WORK REQUEST A: According to the passage on seizure onset zone network analysis, what was the median width of the 95% jackknife confidence interval for synchronizability?
WORK REQUEST B: Translate this sentence from the passage on seizure onset zone network analysis into Spanish: "These results demonstrate the heterogeneity among patients in the level of confidence in estimated network statistics that can be revealed by the jackknife algorithm."
WORK REQUEST C: Go on with the passage on seizure onset zone network analysis, starting after its final sentence.

PASSAGE TO READ:
When we used the approach calculating the percentage of seizure onset zone-sparing agreements larger than the seizure onset zone-targeted agreement, we found that the seizure onset zone-sparing agreement was significantly higher than the seizure onset zone-targeted agreement for both synchronizability (one sample two-sided t test, t = 3.72, p = 0.001) and transitivity (t = 3.04, p = 0.005) with no significant difference for other measures (Supplemental Table 6). The directions of these results were the same as those seen in the above analysis. However, given the dependence between seizure onset zone-sparing subsamples discussed in the Methods section, we believe that this analysis is less conservative than our primary analysis above.
Jackknife Confidence Intervals
Both nodal and global metrics varied across patients with respect to jackknife confidence intervals produced by subsampling (Figure 4A–C). The median and range for the number of electrode contacts accounting for 95% of all jackknife instances of the maximum nodal metric (minimum for control centrality) was 3 (range 2–5) for node strength, 4 (3–9) for betweenness centrality, 3 (2–5) for eigenvector centrality, 3 (2–5) for clustering coefficient, and 9 (4–22) for control centrality. The median number of electrode contacts accounting for 95% of all jackknife instances of the minimum regional control centrality (where the set of electrode contacts with minimum regional control centrality is the set, equal in number to the number of resected electrode contacts, that together produces the largest negative change in synchronizability when removed) was 48 (range 12–93). The median ratio between this number and the number of electrode contacts forming the true minimum regional control centrality set was 4.0 (range 1.6–16.0; Figure 4D). Regarding global metrics, the median width of the 95% jackknife confidence interval was 0.094 (range 0.045–0.192) for synchronizability, 0.016 (range 0.006–0.058) for global efficiency, and 0.012 (range 0.004–0.062) for transitivity (Figure 4E). These results demonstrate the heterogeneity among patients in the level of confidence in estimated network statistics that can be revealed by the jackknife algorithm. The locations of electrode contacts with the maximum or minimum metric values, as well as the results of jackknife subsampling, varied somewhat across time periods, choice of frequency band for coherence, seizure, network density, and time window for coherence calculations (Supplemental Figure 1, Supplemental Table 7).

Page segmentation data
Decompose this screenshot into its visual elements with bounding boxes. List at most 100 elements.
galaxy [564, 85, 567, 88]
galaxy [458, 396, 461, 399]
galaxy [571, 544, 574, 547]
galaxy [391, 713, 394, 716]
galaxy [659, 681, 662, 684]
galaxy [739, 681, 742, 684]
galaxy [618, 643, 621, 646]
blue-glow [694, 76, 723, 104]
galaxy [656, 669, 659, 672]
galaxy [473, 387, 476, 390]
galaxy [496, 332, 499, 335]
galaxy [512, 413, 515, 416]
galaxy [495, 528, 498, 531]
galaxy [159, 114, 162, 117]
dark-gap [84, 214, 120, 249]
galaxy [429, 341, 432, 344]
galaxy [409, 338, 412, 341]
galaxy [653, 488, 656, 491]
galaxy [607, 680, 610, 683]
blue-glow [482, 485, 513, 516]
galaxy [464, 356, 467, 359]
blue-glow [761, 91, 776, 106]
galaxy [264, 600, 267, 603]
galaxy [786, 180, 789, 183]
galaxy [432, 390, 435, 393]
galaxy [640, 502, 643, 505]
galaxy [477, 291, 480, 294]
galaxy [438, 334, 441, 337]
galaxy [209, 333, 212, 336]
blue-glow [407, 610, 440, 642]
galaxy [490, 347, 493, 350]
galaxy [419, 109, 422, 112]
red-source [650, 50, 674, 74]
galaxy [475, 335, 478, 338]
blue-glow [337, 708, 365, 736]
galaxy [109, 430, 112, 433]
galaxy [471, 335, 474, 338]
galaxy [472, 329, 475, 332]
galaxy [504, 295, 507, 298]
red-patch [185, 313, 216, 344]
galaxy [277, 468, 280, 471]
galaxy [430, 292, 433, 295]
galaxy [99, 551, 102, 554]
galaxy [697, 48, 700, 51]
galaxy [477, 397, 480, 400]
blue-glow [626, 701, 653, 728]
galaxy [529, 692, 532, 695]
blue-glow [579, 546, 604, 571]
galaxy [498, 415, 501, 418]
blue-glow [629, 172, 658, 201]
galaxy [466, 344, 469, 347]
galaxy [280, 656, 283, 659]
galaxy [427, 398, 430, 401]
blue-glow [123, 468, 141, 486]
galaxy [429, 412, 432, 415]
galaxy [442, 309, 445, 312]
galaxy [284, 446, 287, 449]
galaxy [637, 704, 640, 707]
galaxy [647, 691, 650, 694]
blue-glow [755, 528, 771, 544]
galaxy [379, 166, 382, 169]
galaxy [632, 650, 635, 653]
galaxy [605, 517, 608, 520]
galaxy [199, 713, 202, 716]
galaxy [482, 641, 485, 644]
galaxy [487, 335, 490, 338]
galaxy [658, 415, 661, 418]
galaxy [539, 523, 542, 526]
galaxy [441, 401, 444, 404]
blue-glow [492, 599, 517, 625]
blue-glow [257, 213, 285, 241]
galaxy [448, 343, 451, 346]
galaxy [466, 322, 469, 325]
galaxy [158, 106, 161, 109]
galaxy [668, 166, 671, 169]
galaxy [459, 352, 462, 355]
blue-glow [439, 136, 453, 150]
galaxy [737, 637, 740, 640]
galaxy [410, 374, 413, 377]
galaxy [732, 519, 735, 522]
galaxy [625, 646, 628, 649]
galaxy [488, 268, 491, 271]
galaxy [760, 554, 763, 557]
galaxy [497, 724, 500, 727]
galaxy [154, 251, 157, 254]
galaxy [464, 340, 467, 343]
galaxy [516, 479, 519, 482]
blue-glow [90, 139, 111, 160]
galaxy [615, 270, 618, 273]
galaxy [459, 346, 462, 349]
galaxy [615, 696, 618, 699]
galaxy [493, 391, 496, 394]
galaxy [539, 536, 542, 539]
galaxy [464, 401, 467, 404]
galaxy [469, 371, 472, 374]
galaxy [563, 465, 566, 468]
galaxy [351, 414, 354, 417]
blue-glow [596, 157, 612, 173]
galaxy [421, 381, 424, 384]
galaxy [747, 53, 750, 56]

TASK RESULT A: 0.094 (range 0.045–0.192).

TASK RESULT B: Estos resultados demuestran la heterogeneidad entre los pacientes en el nivel de confianza de las estadísticas de red estimadas que puede revelar el algoritmo jackknife.

TASK RESULT C:
Handling missing data is a long-standing problem in science in general and is particularly problematic in network science, where a missing node may limit our understanding of the entire network (Guimerà & Sales-Pardo, 2009). In social networks, missing data can dramatically alter network statistics (Albert et al., 2000, 2004; Kossinets, 2006). In the field of neuroscience, Jalili demonstrated that global efficiency of scalp EEG-based functional networks in healthy individuals was highly sensitive to the removal of certain nodes (Jalili, 2015). To our knowledge, this is the first study examining the reliability of network statistics in the epileptic brain and in iEEG data. We determined that network measures differ in robustness to spatial subsampling, and that the sensitivity to sampling does not depend on the distance from the seizure onset zone. We also found that more extensive implants were more robust to subsampling. Finally, we developed and applied an algorithm using jackknife subsampling of electrode contacts to estimate confidence in nodal and global statistics in patient brain networks.
Functional Network Metrics Exhibit Differential Reliability Under Spatial Subsampling
Metric reliability for all network measures decreased with a greater degree of missing data, which has previously been reported in social networks (Kossinets, 2006; Smith & Moody, 2013). Among examined nodal metrics, node strength and eigenvector centrality were most reliable and control centrality was least reliable; among the global metrics we tested, transitivity was most reliable and synchronizability was least reliable. The difference in reliability across metrics reflects, in part, the underlying sensitivity of each metric to graph topology. Prior studies in social networks have also observed that node strength is more robust to subsampling than betweenness centrality (Costenbader & Valente, 2003; Galaskiewicz, 1991; Smith & Moody, 2013). The relative robustness of node strength and eigenvector centrality compared with other nodal measures may reflect that metrics that primarily incorporate immediate connections to the node of interest are less sensitive to subsampling than metrics that more strongly weigh multistep connections. The preserved ordinality of network metric reliability across most patients, timescales, and frequency bands suggests that this result is generalizable. Clinically, applying network statistics that are more robust to spatial sampling may be preferable in cases in which the electrode coverage of important regions is uncertain. The ability of each metric to capture network behavior must be weighed against its spatial reliability if such personalized models are to be translated clinically.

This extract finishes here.